* [What is asked] Search the material below for the word "docx" and copy every line in which it occurs.

[Extracted records]
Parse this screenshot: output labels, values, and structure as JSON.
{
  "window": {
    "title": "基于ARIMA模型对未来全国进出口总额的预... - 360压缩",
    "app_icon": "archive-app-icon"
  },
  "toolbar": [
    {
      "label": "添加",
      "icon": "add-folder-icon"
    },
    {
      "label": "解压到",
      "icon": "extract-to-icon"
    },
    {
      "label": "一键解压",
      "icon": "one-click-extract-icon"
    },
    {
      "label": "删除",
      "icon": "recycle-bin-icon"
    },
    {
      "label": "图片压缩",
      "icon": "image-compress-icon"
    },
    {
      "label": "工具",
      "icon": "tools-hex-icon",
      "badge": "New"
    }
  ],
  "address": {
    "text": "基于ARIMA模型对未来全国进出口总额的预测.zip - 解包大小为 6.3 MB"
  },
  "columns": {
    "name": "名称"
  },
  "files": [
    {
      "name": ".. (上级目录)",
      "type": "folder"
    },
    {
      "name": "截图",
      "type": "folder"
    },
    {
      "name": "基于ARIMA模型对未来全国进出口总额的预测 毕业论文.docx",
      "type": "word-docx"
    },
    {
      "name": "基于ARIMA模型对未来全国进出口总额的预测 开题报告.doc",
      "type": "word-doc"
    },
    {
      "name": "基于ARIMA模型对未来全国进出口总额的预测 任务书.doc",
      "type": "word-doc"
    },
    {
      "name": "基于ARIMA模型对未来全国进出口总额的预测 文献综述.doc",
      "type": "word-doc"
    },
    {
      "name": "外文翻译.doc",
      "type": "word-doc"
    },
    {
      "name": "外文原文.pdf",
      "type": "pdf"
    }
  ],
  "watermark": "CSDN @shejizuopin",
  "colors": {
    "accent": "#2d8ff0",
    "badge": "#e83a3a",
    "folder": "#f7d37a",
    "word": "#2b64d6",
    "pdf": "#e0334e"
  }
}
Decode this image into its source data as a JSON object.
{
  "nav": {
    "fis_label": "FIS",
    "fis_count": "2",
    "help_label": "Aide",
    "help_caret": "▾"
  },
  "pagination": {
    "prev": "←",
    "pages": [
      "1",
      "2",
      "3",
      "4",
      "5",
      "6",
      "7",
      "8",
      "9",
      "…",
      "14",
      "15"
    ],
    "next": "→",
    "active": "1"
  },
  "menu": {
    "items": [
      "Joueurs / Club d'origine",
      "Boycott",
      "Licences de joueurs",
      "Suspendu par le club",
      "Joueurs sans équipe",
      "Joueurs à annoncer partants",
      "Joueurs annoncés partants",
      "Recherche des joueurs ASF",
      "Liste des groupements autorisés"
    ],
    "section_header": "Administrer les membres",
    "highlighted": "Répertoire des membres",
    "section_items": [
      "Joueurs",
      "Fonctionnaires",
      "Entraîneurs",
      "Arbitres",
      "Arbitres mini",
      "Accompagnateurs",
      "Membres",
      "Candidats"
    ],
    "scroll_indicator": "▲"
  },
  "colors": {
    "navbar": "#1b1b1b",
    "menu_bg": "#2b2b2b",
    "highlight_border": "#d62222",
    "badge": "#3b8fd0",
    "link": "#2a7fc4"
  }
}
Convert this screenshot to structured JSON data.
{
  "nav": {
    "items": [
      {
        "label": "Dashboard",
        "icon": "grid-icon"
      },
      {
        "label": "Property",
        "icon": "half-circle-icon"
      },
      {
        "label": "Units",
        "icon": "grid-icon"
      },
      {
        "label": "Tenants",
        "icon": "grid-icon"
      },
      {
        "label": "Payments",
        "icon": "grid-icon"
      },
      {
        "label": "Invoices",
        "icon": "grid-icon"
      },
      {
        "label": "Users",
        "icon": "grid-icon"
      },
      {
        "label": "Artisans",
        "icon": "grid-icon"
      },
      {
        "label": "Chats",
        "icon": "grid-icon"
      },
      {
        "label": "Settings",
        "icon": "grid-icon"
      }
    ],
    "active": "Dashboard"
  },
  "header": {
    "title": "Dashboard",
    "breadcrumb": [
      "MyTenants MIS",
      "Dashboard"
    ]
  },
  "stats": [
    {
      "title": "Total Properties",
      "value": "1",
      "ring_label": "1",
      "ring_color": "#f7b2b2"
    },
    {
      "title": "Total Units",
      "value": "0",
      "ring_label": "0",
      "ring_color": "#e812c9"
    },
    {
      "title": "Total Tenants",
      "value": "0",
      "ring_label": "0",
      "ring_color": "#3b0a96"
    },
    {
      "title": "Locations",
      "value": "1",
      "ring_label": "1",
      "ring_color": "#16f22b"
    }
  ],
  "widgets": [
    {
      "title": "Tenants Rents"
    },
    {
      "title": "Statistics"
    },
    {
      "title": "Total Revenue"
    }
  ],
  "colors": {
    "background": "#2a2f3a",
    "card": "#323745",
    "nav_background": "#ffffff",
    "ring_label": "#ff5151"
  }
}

* [Output]
      "name": "基于ARIMA模型对未来全国进出口总额的预测 毕业论文.docx",
      "type": "word-docx"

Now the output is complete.